#### Supplied material
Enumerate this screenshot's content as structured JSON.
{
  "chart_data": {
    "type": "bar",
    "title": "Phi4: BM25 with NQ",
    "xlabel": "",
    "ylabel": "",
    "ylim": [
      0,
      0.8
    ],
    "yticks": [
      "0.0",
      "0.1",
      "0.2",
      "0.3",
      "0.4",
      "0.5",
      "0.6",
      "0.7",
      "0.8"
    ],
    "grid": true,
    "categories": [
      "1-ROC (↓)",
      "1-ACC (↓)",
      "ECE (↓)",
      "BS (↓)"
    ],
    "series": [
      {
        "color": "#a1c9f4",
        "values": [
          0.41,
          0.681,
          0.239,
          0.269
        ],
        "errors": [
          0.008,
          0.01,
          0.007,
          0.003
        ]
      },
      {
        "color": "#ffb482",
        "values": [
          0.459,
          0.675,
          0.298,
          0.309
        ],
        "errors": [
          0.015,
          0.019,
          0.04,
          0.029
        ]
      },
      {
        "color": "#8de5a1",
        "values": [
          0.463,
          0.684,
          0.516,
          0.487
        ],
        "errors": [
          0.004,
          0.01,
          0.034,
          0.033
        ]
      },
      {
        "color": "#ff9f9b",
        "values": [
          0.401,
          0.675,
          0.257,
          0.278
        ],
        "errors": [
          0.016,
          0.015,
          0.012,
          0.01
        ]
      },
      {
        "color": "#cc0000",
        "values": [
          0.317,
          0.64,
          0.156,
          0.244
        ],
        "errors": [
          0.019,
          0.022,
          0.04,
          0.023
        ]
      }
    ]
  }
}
########
• Written task: Which lines hold the word "color"? Copy each of them from the records.

• Answer for this exercise:
        "color": "#a1c9f4",
        "color": "#ffb482",
        "color": "#8de5a1",
        "color": "#ff9f9b",
        "color": "#cc0000",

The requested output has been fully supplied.